### PROBLEM
Copy the following data line for line, with no changes.

### DATA PROVIDED
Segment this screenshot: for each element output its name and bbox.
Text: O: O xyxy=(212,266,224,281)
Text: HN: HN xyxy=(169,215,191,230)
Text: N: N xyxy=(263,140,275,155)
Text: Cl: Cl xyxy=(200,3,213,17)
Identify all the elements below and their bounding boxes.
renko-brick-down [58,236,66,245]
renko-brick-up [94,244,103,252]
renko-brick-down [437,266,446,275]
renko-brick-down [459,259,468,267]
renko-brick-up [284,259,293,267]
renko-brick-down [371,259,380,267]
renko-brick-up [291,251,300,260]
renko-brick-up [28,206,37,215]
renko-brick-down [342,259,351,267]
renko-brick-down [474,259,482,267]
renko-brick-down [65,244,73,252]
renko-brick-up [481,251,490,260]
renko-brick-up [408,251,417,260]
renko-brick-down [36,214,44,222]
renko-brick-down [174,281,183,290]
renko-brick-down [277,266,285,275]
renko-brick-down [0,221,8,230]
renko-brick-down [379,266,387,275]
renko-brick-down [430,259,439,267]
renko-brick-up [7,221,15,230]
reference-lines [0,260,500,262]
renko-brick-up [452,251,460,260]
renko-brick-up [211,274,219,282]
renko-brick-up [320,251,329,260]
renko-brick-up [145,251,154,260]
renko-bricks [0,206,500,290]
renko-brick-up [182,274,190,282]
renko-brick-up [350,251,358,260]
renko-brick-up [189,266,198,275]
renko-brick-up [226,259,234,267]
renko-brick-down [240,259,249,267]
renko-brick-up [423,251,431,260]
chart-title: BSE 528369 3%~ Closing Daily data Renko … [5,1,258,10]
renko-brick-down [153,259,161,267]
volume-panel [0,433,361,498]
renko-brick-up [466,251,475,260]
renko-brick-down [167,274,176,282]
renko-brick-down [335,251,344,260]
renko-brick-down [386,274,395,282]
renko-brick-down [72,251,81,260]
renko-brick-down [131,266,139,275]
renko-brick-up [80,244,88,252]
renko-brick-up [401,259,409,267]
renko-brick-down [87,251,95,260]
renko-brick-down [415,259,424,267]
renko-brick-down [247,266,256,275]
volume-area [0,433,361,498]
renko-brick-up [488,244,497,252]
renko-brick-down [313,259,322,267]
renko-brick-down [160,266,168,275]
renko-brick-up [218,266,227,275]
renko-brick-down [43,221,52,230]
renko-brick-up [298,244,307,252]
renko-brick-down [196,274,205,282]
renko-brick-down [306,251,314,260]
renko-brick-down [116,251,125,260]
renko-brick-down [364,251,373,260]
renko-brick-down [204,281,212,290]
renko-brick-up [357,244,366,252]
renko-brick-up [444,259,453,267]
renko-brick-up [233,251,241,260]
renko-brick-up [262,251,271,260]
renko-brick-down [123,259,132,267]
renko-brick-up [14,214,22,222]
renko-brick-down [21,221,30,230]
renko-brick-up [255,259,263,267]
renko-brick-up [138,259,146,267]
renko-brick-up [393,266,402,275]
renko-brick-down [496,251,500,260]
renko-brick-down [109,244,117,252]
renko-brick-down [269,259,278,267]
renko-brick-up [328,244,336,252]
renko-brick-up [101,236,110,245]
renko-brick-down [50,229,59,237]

### THE RESPONSE
Segment this screenshot: for each element output its name and bbox.
Text: O: O xyxy=(212,266,224,281)
Text: HN: HN xyxy=(169,215,191,230)
Text: N: N xyxy=(263,140,275,155)
Text: Cl: Cl xyxy=(200,3,213,17)
Identify all the elements below and their bounding boxes.
renko-brick-down [58,236,66,245]
renko-brick-up [94,244,103,252]
renko-brick-down [437,266,446,275]
renko-brick-down [459,259,468,267]
renko-brick-up [284,259,293,267]
renko-brick-down [371,259,380,267]
renko-brick-up [291,251,300,260]
renko-brick-up [28,206,37,215]
renko-brick-down [342,259,351,267]
renko-brick-down [474,259,482,267]
renko-brick-down [65,244,73,252]
renko-brick-up [481,251,490,260]
renko-brick-up [408,251,417,260]
renko-brick-down [36,214,44,222]
renko-brick-down [174,281,183,290]
renko-brick-down [277,266,285,275]
renko-brick-down [0,221,8,230]
renko-brick-down [379,266,387,275]
renko-brick-down [430,259,439,267]
renko-brick-up [7,221,15,230]
reference-lines [0,260,500,262]
renko-brick-up [452,251,460,260]
renko-brick-up [211,274,219,282]
renko-brick-up [320,251,329,260]
renko-brick-up [145,251,154,260]
renko-bricks [0,206,500,290]
renko-brick-up [182,274,190,282]
renko-brick-up [350,251,358,260]
renko-brick-up [189,266,198,275]
renko-brick-up [226,259,234,267]
renko-brick-down [240,259,249,267]
renko-brick-up [423,251,431,260]
chart-title: BSE 528369 3%~ Closing Daily data Renko … [5,1,258,10]
renko-brick-down [153,259,161,267]
volume-panel [0,433,361,498]
renko-brick-up [466,251,475,260]
renko-brick-down [167,274,176,282]
renko-brick-down [335,251,344,260]
renko-brick-down [386,274,395,282]
renko-brick-down [72,251,81,260]
renko-brick-down [131,266,139,275]
renko-brick-up [80,244,88,252]
renko-brick-up [401,259,409,267]
renko-brick-down [87,251,95,260]
renko-brick-down [415,259,424,267]
renko-brick-down [247,266,256,275]
volume-area [0,433,361,498]
renko-brick-up [488,244,497,252]
renko-brick-down [313,259,322,267]
renko-brick-down [160,266,168,275]
renko-brick-up [218,266,227,275]
renko-brick-down [43,221,52,230]
renko-brick-up [298,244,307,252]
renko-brick-down [196,274,205,282]
renko-brick-down [306,251,314,260]
renko-brick-down [116,251,125,260]
renko-brick-down [364,251,373,260]
renko-brick-down [204,281,212,290]
renko-brick-up [357,244,366,252]
renko-brick-up [444,259,453,267]
renko-brick-up [233,251,241,260]
renko-brick-up [262,251,271,260]
renko-brick-down [123,259,132,267]
renko-brick-up [14,214,22,222]
renko-brick-down [21,221,30,230]
renko-brick-up [255,259,263,267]
renko-brick-up [138,259,146,267]
renko-brick-up [393,266,402,275]
renko-brick-down [496,251,500,260]
renko-brick-down [109,244,117,252]
renko-brick-down [269,259,278,267]
renko-brick-up [328,244,336,252]
renko-brick-up [101,236,110,245]
renko-brick-down [50,229,59,237]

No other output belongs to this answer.